Written exercise: Copy each line that contains the word "coordinate".

Dataset content:

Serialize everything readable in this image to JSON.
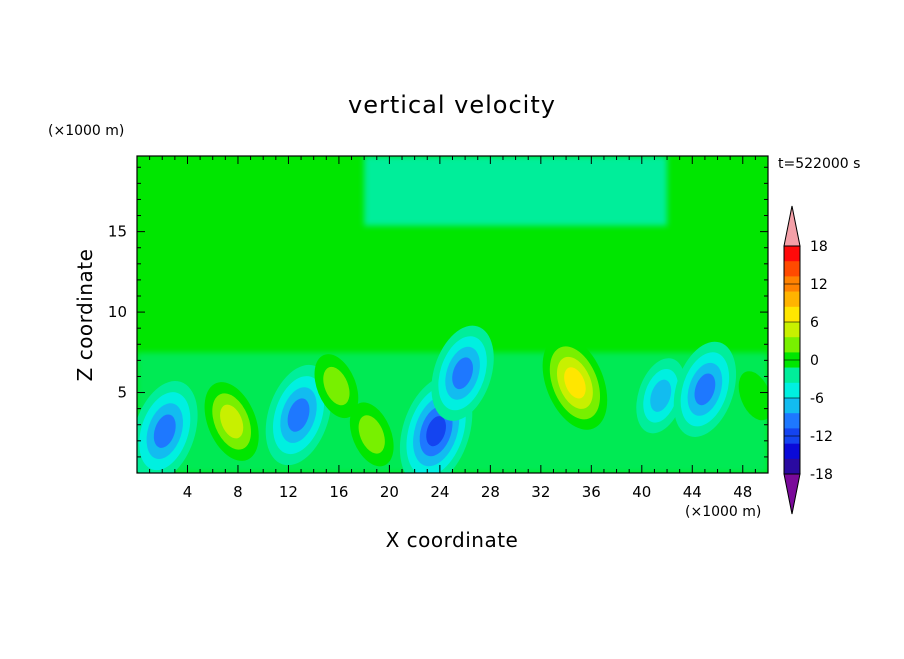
{
  "chart_data": {
    "type": "heatmap",
    "title": "vertical velocity",
    "xlabel": "X coordinate",
    "ylabel": "Z coordinate",
    "x_unit": "(×1000 m)",
    "y_unit": "(×1000 m)",
    "time_label": "t=522000 s",
    "xlim": [
      0,
      50
    ],
    "ylim": [
      0,
      19.7
    ],
    "x_ticks": [
      4,
      8,
      12,
      16,
      20,
      24,
      28,
      32,
      36,
      40,
      44,
      48
    ],
    "y_ticks": [
      5,
      10,
      15
    ],
    "colorbar": {
      "tick_labels": [
        18,
        12,
        6,
        0,
        -6,
        -12,
        -18
      ],
      "levels": [
        -21,
        -18,
        -15,
        -12,
        -9,
        -6,
        -3,
        0,
        3,
        6,
        9,
        12,
        15,
        18,
        21
      ],
      "colors": [
        "#7a0a9a",
        "#2a0aa0",
        "#0a0ad8",
        "#1444f0",
        "#1e78ff",
        "#12bcf0",
        "#00f0e0",
        "#00ee9a",
        "#00e600",
        "#78f000",
        "#c8f000",
        "#ffe600",
        "#ffb400",
        "#ff8200",
        "#ff4a00",
        "#ff0a0a",
        "#f4a0a8"
      ],
      "over_color": "#f4a0a8",
      "under_color": "#7a0a9a"
    },
    "features": [
      {
        "x": 2.2,
        "z": 2.6,
        "value": -13
      },
      {
        "x": 7.5,
        "z": 3.2,
        "value": 9
      },
      {
        "x": 12.8,
        "z": 3.6,
        "value": -13
      },
      {
        "x": 15.8,
        "z": 5.4,
        "value": 6
      },
      {
        "x": 18.6,
        "z": 2.4,
        "value": 6
      },
      {
        "x": 23.7,
        "z": 2.6,
        "value": -15
      },
      {
        "x": 25.8,
        "z": 6.2,
        "value": -12
      },
      {
        "x": 32.0,
        "z": 11.0,
        "value": 3
      },
      {
        "x": 34.7,
        "z": 5.6,
        "value": 12
      },
      {
        "x": 41.5,
        "z": 4.8,
        "value": -8
      },
      {
        "x": 45.0,
        "z": 5.2,
        "value": -12
      },
      {
        "x": 49.0,
        "z": 4.8,
        "value": 3
      }
    ]
  }
}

Written reply:
    "xlabel": "X coordinate",
    "ylabel": "Z coordinate",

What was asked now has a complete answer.